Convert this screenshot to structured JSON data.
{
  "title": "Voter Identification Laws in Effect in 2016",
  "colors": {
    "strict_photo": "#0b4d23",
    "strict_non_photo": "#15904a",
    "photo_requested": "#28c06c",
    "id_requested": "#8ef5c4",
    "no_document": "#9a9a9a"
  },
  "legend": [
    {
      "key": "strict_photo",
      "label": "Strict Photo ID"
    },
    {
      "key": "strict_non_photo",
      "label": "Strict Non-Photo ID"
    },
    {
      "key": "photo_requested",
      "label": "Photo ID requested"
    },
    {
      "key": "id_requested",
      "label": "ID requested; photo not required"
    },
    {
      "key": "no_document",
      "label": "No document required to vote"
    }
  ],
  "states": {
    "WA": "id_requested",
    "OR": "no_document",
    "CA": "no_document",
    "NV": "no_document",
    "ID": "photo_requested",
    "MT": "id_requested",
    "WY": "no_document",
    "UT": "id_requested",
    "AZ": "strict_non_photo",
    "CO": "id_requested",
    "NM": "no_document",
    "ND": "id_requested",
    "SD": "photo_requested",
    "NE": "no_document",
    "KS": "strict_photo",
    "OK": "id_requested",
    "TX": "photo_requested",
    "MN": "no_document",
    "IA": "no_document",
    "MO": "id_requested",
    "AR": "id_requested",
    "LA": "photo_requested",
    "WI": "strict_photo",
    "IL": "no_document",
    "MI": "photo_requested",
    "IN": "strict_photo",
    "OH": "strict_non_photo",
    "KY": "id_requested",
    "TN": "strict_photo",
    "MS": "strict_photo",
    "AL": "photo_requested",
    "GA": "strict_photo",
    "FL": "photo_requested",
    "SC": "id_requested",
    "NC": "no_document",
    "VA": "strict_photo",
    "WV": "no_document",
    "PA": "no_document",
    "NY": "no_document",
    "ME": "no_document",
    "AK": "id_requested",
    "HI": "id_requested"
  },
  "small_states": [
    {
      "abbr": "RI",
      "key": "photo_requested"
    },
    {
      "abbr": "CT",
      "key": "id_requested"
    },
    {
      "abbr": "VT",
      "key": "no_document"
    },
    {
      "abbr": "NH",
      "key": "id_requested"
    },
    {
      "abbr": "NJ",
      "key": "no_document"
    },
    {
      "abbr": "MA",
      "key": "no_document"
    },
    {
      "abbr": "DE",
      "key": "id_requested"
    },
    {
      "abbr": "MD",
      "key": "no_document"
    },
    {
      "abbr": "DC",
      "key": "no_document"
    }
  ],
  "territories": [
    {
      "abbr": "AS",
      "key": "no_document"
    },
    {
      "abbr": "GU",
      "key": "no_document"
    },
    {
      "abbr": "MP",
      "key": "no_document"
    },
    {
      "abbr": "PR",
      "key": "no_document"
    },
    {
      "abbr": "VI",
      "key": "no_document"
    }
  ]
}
┄┄┄┄┄┄
* **Exercise details**
Transcribe all of the lines in the records precisely.

* **Exercise result**
Convert this screenshot to structured JSON data.
{
  "title": "Voter Identification Laws in Effect in 2016",
  "colors": {
    "strict_photo": "#0b4d23",
    "strict_non_photo": "#15904a",
    "photo_requested": "#28c06c",
    "id_requested": "#8ef5c4",
    "no_document": "#9a9a9a"
  },
  "legend": [
    {
      "key": "strict_photo",
      "label": "Strict Photo ID"
    },
    {
      "key": "strict_non_photo",
      "label": "Strict Non-Photo ID"
    },
    {
      "key": "photo_requested",
      "label": "Photo ID requested"
    },
    {
      "key": "id_requested",
      "label": "ID requested; photo not required"
    },
    {
      "key": "no_document",
      "label": "No document required to vote"
    }
  ],
  "states": {
    "WA": "id_requested",
    "OR": "no_document",
    "CA": "no_document",
    "NV": "no_document",
    "ID": "photo_requested",
    "MT": "id_requested",
    "WY": "no_document",
    "UT": "id_requested",
    "AZ": "strict_non_photo",
    "CO": "id_requested",
    "NM": "no_document",
    "ND": "id_requested",
    "SD": "photo_requested",
    "NE": "no_document",
    "KS": "strict_photo",
    "OK": "id_requested",
    "TX": "photo_requested",
    "MN": "no_document",
    "IA": "no_document",
    "MO": "id_requested",
    "AR": "id_requested",
    "LA": "photo_requested",
    "WI": "strict_photo",
    "IL": "no_document",
    "MI": "photo_requested",
    "IN": "strict_photo",
    "OH": "strict_non_photo",
    "KY": "id_requested",
    "TN": "strict_photo",
    "MS": "strict_photo",
    "AL": "photo_requested",
    "GA": "strict_photo",
    "FL": "photo_requested",
    "SC": "id_requested",
    "NC": "no_document",
    "VA": "strict_photo",
    "WV": "no_document",
    "PA": "no_document",
    "NY": "no_document",
    "ME": "no_document",
    "AK": "id_requested",
    "HI": "id_requested"
  },
  "small_states": [
    {
      "abbr": "RI",
      "key": "photo_requested"
    },
    {
      "abbr": "CT",
      "key": "id_requested"
    },
    {
      "abbr": "VT",
      "key": "no_document"
    },
    {
      "abbr": "NH",
      "key": "id_requested"
    },
    {
      "abbr": "NJ",
      "key": "no_document"
    },
    {
      "abbr": "MA",
      "key": "no_document"
    },
    {
      "abbr": "DE",
      "key": "id_requested"
    },
    {
      "abbr": "MD",
      "key": "no_document"
    },
    {
      "abbr": "DC",
      "key": "no_document"
    }
  ],
  "territories": [
    {
      "abbr": "AS",
      "key": "no_document"
    },
    {
      "abbr": "GU",
      "key": "no_document"
    },
    {
      "abbr": "MP",
      "key": "no_document"
    },
    {
      "abbr": "PR",
      "key": "no_document"
    },
    {
      "abbr": "VI",
      "key": "no_document"
    }
  ]
}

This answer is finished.